• WHAT TO PRODUCE
Each entry must be given again exactly; images do not belong in the copy.

• EXTRACTED MATERIAL
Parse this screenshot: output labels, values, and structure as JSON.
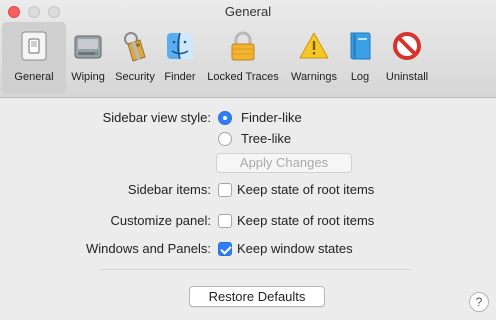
{
  "window": {
    "title": "General"
  },
  "toolbar": {
    "items": [
      {
        "label": "General",
        "icon": "general-switch-icon",
        "selected": true
      },
      {
        "label": "Wiping",
        "icon": "hard-drive-icon",
        "selected": false
      },
      {
        "label": "Security",
        "icon": "keychain-icon",
        "selected": false
      },
      {
        "label": "Finder",
        "icon": "finder-icon",
        "selected": false
      },
      {
        "label": "Locked Traces",
        "icon": "padlock-icon",
        "selected": false
      },
      {
        "label": "Warnings",
        "icon": "warning-icon",
        "selected": false
      },
      {
        "label": "Log",
        "icon": "log-book-icon",
        "selected": false
      },
      {
        "label": "Uninstall",
        "icon": "prohibited-icon",
        "selected": false
      }
    ]
  },
  "settings": {
    "sidebar_view_style": {
      "label": "Sidebar view style:",
      "options": [
        {
          "label": "Finder-like",
          "selected": true
        },
        {
          "label": "Tree-like",
          "selected": false
        }
      ],
      "apply_button": "Apply Changes"
    },
    "sidebar_items": {
      "label": "Sidebar items:",
      "checkbox": "Keep state of root items",
      "checked": false
    },
    "customize_panel": {
      "label": "Customize panel:",
      "checkbox": "Keep state of root items",
      "checked": false
    },
    "windows_and_panels": {
      "label": "Windows and Panels:",
      "checkbox": "Keep window states",
      "checked": true
    },
    "restore_button": "Restore  Defaults",
    "help_button": "?"
  },
  "colors": {
    "accent": "#2f7ef6",
    "close_button": "#fc605c"
  }
}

• TASK OUTPUT
Parse this screenshot: output labels, values, and structure as JSON.
{
  "window": {
    "title": "General"
  },
  "toolbar": {
    "items": [
      {
        "label": "General",
        "icon": "general-switch-icon",
        "selected": true
      },
      {
        "label": "Wiping",
        "icon": "hard-drive-icon",
        "selected": false
      },
      {
        "label": "Security",
        "icon": "keychain-icon",
        "selected": false
      },
      {
        "label": "Finder",
        "icon": "finder-icon",
        "selected": false
      },
      {
        "label": "Locked Traces",
        "icon": "padlock-icon",
        "selected": false
      },
      {
        "label": "Warnings",
        "icon": "warning-icon",
        "selected": false
      },
      {
        "label": "Log",
        "icon": "log-book-icon",
        "selected": false
      },
      {
        "label": "Uninstall",
        "icon": "prohibited-icon",
        "selected": false
      }
    ]
  },
  "settings": {
    "sidebar_view_style": {
      "label": "Sidebar view style:",
      "options": [
        {
          "label": "Finder-like",
          "selected": true
        },
        {
          "label": "Tree-like",
          "selected": false
        }
      ],
      "apply_button": "Apply Changes"
    },
    "sidebar_items": {
      "label": "Sidebar items:",
      "checkbox": "Keep state of root items",
      "checked": false
    },
    "customize_panel": {
      "label": "Customize panel:",
      "checkbox": "Keep state of root items",
      "checked": false
    },
    "windows_and_panels": {
      "label": "Windows and Panels:",
      "checkbox": "Keep window states",
      "checked": true
    },
    "restore_button": "Restore  Defaults",
    "help_button": "?"
  },
  "colors": {
    "accent": "#2f7ef6",
    "close_button": "#fc605c"
  }
}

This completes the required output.